### WORK TO BE COMPLETED
Transcribe each line exactly.

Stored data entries
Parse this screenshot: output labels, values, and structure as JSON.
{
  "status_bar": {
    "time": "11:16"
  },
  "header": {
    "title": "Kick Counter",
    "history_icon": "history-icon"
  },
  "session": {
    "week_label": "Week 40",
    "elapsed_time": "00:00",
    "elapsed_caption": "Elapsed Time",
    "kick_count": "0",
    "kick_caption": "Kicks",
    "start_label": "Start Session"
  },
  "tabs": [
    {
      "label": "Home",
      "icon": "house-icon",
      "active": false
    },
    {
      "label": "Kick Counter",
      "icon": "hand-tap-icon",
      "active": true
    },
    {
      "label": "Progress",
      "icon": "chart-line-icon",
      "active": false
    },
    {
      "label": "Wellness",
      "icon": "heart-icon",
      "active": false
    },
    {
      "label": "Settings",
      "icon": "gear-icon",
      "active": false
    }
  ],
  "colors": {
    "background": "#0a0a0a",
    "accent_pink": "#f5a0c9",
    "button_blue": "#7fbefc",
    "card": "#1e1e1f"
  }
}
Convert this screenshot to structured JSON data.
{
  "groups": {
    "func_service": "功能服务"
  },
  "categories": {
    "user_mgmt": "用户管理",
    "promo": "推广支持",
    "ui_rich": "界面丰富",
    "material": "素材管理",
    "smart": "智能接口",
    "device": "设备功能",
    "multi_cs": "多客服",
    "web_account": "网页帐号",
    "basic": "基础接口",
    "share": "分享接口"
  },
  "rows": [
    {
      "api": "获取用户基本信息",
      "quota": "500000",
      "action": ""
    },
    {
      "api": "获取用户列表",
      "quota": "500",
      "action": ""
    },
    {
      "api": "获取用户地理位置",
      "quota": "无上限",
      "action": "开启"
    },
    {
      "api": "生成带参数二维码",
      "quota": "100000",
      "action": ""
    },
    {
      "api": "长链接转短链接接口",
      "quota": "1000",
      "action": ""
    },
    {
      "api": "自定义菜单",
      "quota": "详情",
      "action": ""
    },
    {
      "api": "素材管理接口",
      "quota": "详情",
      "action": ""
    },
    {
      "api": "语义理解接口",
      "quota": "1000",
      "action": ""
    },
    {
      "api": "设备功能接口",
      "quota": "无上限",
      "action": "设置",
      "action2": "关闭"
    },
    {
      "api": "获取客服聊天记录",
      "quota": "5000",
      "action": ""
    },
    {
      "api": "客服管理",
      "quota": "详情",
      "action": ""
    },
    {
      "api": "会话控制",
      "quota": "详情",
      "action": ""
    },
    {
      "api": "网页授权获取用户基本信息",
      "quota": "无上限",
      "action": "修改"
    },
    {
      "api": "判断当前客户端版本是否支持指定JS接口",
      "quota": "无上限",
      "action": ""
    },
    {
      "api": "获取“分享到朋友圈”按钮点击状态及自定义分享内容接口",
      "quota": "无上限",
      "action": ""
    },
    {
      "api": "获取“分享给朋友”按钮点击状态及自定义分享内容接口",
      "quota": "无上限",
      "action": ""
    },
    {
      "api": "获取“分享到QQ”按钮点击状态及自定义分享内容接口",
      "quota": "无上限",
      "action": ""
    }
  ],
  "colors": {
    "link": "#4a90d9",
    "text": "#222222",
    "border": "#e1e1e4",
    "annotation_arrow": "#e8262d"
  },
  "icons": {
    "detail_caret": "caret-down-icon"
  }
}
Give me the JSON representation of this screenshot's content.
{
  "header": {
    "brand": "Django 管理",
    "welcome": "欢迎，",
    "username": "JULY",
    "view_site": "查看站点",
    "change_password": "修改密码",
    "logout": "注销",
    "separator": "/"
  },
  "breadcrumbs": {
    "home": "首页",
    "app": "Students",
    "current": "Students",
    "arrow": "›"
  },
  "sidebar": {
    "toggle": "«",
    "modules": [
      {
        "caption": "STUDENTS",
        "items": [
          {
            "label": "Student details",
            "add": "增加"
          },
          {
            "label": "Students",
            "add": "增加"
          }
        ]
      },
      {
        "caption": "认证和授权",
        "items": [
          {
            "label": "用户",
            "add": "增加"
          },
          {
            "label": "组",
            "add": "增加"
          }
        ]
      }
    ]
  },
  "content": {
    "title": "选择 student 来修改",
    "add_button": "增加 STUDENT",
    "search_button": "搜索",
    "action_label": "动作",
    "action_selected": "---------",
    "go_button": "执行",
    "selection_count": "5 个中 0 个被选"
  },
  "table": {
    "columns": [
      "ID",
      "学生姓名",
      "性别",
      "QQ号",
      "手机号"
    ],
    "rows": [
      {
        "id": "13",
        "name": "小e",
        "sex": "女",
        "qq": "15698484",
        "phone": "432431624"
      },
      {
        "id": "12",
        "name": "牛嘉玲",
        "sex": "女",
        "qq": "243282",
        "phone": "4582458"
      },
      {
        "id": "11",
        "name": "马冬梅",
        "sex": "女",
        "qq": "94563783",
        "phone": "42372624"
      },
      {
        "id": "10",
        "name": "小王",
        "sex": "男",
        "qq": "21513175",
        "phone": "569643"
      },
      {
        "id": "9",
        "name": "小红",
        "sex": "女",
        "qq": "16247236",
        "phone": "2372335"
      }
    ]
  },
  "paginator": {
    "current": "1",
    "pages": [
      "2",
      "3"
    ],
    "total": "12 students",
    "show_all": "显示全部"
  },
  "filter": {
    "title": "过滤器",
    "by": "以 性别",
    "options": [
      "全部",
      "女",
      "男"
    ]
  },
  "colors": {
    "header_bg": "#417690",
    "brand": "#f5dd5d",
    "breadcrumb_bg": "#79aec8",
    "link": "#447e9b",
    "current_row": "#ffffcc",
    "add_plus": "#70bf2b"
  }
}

### SOLUTION TO THE EXERCISE
Parse this screenshot: output labels, values, and structure as JSON.
{
  "status_bar": {
    "time": "11:16"
  },
  "header": {
    "title": "Kick Counter",
    "history_icon": "history-icon"
  },
  "session": {
    "week_label": "Week 40",
    "elapsed_time": "00:00",
    "elapsed_caption": "Elapsed Time",
    "kick_count": "0",
    "kick_caption": "Kicks",
    "start_label": "Start Session"
  },
  "tabs": [
    {
      "label": "Home",
      "icon": "house-icon",
      "active": false
    },
    {
      "label": "Kick Counter",
      "icon": "hand-tap-icon",
      "active": true
    },
    {
      "label": "Progress",
      "icon": "chart-line-icon",
      "active": false
    },
    {
      "label": "Wellness",
      "icon": "heart-icon",
      "active": false
    },
    {
      "label": "Settings",
      "icon": "gear-icon",
      "active": false
    }
  ],
  "colors": {
    "background": "#0a0a0a",
    "accent_pink": "#f5a0c9",
    "button_blue": "#7fbefc",
    "card": "#1e1e1f"
  }
}
Convert this screenshot to structured JSON data.
{
  "groups": {
    "func_service": "功能服务"
  },
  "categories": {
    "user_mgmt": "用户管理",
    "promo": "推广支持",
    "ui_rich": "界面丰富",
    "material": "素材管理",
    "smart": "智能接口",
    "device": "设备功能",
    "multi_cs": "多客服",
    "web_account": "网页帐号",
    "basic": "基础接口",
    "share": "分享接口"
  },
  "rows": [
    {
      "api": "获取用户基本信息",
      "quota": "500000",
      "action": ""
    },
    {
      "api": "获取用户列表",
      "quota": "500",
      "action": ""
    },
    {
      "api": "获取用户地理位置",
      "quota": "无上限",
      "action": "开启"
    },
    {
      "api": "生成带参数二维码",
      "quota": "100000",
      "action": ""
    },
    {
      "api": "长链接转短链接接口",
      "quota": "1000",
      "action": ""
    },
    {
      "api": "自定义菜单",
      "quota": "详情",
      "action": ""
    },
    {
      "api": "素材管理接口",
      "quota": "详情",
      "action": ""
    },
    {
      "api": "语义理解接口",
      "quota": "1000",
      "action": ""
    },
    {
      "api": "设备功能接口",
      "quota": "无上限",
      "action": "设置",
      "action2": "关闭"
    },
    {
      "api": "获取客服聊天记录",
      "quota": "5000",
      "action": ""
    },
    {
      "api": "客服管理",
      "quota": "详情",
      "action": ""
    },
    {
      "api": "会话控制",
      "quota": "详情",
      "action": ""
    },
    {
      "api": "网页授权获取用户基本信息",
      "quota": "无上限",
      "action": "修改"
    },
    {
      "api": "判断当前客户端版本是否支持指定JS接口",
      "quota": "无上限",
      "action": ""
    },
    {
      "api": "获取“分享到朋友圈”按钮点击状态及自定义分享内容接口",
      "quota": "无上限",
      "action": ""
    },
    {
      "api": "获取“分享给朋友”按钮点击状态及自定义分享内容接口",
      "quota": "无上限",
      "action": ""
    },
    {
      "api": "获取“分享到QQ”按钮点击状态及自定义分享内容接口",
      "quota": "无上限",
      "action": ""
    }
  ],
  "colors": {
    "link": "#4a90d9",
    "text": "#222222",
    "border": "#e1e1e4",
    "annotation_arrow": "#e8262d"
  },
  "icons": {
    "detail_caret": "caret-down-icon"
  }
}
Give me the JSON representation of this screenshot's content.
{
  "header": {
    "brand": "Django 管理",
    "welcome": "欢迎，",
    "username": "JULY",
    "view_site": "查看站点",
    "change_password": "修改密码",
    "logout": "注销",
    "separator": "/"
  },
  "breadcrumbs": {
    "home": "首页",
    "app": "Students",
    "current": "Students",
    "arrow": "›"
  },
  "sidebar": {
    "toggle": "«",
    "modules": [
      {
        "caption": "STUDENTS",
        "items": [
          {
            "label": "Student details",
            "add": "增加"
          },
          {
            "label": "Students",
            "add": "增加"
          }
        ]
      },
      {
        "caption": "认证和授权",
        "items": [
          {
            "label": "用户",
            "add": "增加"
          },
          {
            "label": "组",
            "add": "增加"
          }
        ]
      }
    ]
  },
  "content": {
    "title": "选择 student 来修改",
    "add_button": "增加 STUDENT",
    "search_button": "搜索",
    "action_label": "动作",
    "action_selected": "---------",
    "go_button": "执行",
    "selection_count": "5 个中 0 个被选"
  },
  "table": {
    "columns": [
      "ID",
      "学生姓名",
      "性别",
      "QQ号",
      "手机号"
    ],
    "rows": [
      {
        "id": "13",
        "name": "小e",
        "sex": "女",
        "qq": "15698484",
        "phone": "432431624"
      },
      {
        "id": "12",
        "name": "牛嘉玲",
        "sex": "女",
        "qq": "243282",
        "phone": "4582458"
      },
      {
        "id": "11",
        "name": "马冬梅",
        "sex": "女",
        "qq": "94563783",
        "phone": "42372624"
      },
      {
        "id": "10",
        "name": "小王",
        "sex": "男",
        "qq": "21513175",
        "phone": "569643"
      },
      {
        "id": "9",
        "name": "小红",
        "sex": "女",
        "qq": "16247236",
        "phone": "2372335"
      }
    ]
  },
  "paginator": {
    "current": "1",
    "pages": [
      "2",
      "3"
    ],
    "total": "12 students",
    "show_all": "显示全部"
  },
  "filter": {
    "title": "过滤器",
    "by": "以 性别",
    "options": [
      "全部",
      "女",
      "男"
    ]
  },
  "colors": {
    "header_bg": "#417690",
    "brand": "#f5dd5d",
    "breadcrumb_bg": "#79aec8",
    "link": "#447e9b",
    "current_row": "#ffffcc",
    "add_plus": "#70bf2b"
  }
}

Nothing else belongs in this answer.